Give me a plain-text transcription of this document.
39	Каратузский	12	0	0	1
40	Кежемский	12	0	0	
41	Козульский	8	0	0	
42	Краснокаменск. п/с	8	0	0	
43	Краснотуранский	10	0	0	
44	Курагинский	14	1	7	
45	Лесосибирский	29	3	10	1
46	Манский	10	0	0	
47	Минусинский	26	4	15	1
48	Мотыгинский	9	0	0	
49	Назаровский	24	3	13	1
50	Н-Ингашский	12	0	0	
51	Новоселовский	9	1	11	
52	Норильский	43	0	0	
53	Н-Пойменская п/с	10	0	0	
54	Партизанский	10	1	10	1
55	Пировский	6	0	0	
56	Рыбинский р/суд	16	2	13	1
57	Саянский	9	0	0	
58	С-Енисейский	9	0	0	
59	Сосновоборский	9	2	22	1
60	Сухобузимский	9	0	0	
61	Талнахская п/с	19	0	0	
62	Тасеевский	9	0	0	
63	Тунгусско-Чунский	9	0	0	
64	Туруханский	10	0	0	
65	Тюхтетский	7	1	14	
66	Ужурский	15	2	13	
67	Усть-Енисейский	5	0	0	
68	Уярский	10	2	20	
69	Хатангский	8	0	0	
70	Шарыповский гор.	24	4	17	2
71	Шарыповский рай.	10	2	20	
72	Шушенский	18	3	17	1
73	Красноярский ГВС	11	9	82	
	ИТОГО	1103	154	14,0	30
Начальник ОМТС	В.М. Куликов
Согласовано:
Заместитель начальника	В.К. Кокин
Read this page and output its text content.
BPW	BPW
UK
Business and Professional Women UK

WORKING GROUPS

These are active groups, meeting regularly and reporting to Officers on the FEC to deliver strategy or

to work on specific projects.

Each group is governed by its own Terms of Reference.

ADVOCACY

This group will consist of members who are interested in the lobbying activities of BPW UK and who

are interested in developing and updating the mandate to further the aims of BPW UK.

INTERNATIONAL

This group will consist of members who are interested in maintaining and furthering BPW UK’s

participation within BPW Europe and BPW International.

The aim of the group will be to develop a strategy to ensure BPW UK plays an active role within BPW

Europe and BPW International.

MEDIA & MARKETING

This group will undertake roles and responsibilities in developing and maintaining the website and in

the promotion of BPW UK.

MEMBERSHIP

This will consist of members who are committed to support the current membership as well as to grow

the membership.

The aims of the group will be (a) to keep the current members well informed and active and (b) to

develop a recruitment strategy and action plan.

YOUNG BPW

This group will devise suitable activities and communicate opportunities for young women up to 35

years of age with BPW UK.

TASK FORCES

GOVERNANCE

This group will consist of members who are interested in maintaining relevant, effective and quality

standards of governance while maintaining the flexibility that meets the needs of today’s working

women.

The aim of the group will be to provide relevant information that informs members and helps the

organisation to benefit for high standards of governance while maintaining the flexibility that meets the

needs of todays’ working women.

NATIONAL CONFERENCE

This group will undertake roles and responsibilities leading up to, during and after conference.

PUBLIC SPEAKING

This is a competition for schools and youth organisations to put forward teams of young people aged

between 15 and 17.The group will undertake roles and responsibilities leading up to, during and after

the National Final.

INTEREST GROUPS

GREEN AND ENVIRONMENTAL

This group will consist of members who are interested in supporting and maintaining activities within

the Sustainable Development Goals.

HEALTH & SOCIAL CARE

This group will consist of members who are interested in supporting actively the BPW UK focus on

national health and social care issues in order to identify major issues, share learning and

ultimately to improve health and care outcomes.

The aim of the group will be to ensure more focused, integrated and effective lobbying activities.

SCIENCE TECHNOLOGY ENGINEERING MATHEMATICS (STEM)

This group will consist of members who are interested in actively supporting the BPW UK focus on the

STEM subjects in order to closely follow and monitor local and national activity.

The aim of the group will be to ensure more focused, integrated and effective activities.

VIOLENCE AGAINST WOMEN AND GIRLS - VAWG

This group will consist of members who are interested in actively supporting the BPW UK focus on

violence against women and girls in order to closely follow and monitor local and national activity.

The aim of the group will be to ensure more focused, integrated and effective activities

+ + + + +

- **WHAT YOU HAVE TO DO**
Give all the records again. Match them exactly.

- **WRITTEN ANSWER**
Give me a plain-text transcription of this document.
39	Каратузский	12	0	0	1
40	Кежемский	12	0	0	
41	Козульский	8	0	0	
42	Краснокаменск. п/с	8	0	0	
43	Краснотуранский	10	0	0	
44	Курагинский	14	1	7	
45	Лесосибирский	29	3	10	1
46	Манский	10	0	0	
47	Минусинский	26	4	15	1
48	Мотыгинский	9	0	0	
49	Назаровский	24	3	13	1
50	Н-Ингашский	12	0	0	
51	Новоселовский	9	1	11	
52	Норильский	43	0	0	
53	Н-Пойменская п/с	10	0	0	
54	Партизанский	10	1	10	1
55	Пировский	6	0	0	
56	Рыбинский р/суд	16	2	13	1
57	Саянский	9	0	0	
58	С-Енисейский	9	0	0	
59	Сосновоборский	9	2	22	1
60	Сухобузимский	9	0	0	
61	Талнахская п/с	19	0	0	
62	Тасеевский	9	0	0	
63	Тунгусско-Чунский	9	0	0	
64	Туруханский	10	0	0	
65	Тюхтетский	7	1	14	
66	Ужурский	15	2	13	
67	Усть-Енисейский	5	0	0	
68	Уярский	10	2	20	
69	Хатангский	8	0	0	
70	Шарыповский гор.	24	4	17	2
71	Шарыповский рай.	10	2	20	
72	Шушенский	18	3	17	1
73	Красноярский ГВС	11	9	82	
	ИТОГО	1103	154	14,0	30
Начальник ОМТС	В.М. Куликов
Согласовано:
Заместитель начальника	В.К. Кокин
Read this page and output its text content.
BPW	BPW
UK
Business and Professional Women UK

WORKING GROUPS

These are active groups, meeting regularly and reporting to Officers on the FEC to deliver strategy or

to work on specific projects.

Each group is governed by its own Terms of Reference.

ADVOCACY

This group will consist of members who are interested in the lobbying activities of BPW UK and who

are interested in developing and updating the mandate to further the aims of BPW UK.

INTERNATIONAL

This group will consist of members who are interested in maintaining and furthering BPW UK’s

participation within BPW Europe and BPW International.

The aim of the group will be to develop a strategy to ensure BPW UK plays an active role within BPW

Europe and BPW International.

MEDIA & MARKETING

This group will undertake roles and responsibilities in developing and maintaining the website and in

the promotion of BPW UK.

MEMBERSHIP

This will consist of members who are committed to support the current membership as well as to grow

the membership.

The aims of the group will be (a) to keep the current members well informed and active and (b) to

develop a recruitment strategy and action plan.

YOUNG BPW

This group will devise suitable activities and communicate opportunities for young women up to 35

years of age with BPW UK.

TASK FORCES

GOVERNANCE

This group will consist of members who are interested in maintaining relevant, effective and quality

standards of governance while maintaining the flexibility that meets the needs of today’s working

women.

The aim of the group will be to provide relevant information that informs members and helps the

organisation to benefit for high standards of governance while maintaining the flexibility that meets the

needs of todays’ working women.

NATIONAL CONFERENCE

This group will undertake roles and responsibilities leading up to, during and after conference.

PUBLIC SPEAKING

This is a competition for schools and youth organisations to put forward teams of young people aged

between 15 and 17.The group will undertake roles and responsibilities leading up to, during and after

the National Final.

INTEREST GROUPS

GREEN AND ENVIRONMENTAL

This group will consist of members who are interested in supporting and maintaining activities within

the Sustainable Development Goals.

HEALTH & SOCIAL CARE

This group will consist of members who are interested in supporting actively the BPW UK focus on

national health and social care issues in order to identify major issues, share learning and

ultimately to improve health and care outcomes.

The aim of the group will be to ensure more focused, integrated and effective lobbying activities.

SCIENCE TECHNOLOGY ENGINEERING MATHEMATICS (STEM)

This group will consist of members who are interested in actively supporting the BPW UK focus on the

STEM subjects in order to closely follow and monitor local and national activity.

The aim of the group will be to ensure more focused, integrated and effective activities.

VIOLENCE AGAINST WOMEN AND GIRLS - VAWG

This group will consist of members who are interested in actively supporting the BPW UK focus on

violence against women and girls in order to closely follow and monitor local and national activity.

The aim of the group will be to ensure more focused, integrated and effective activities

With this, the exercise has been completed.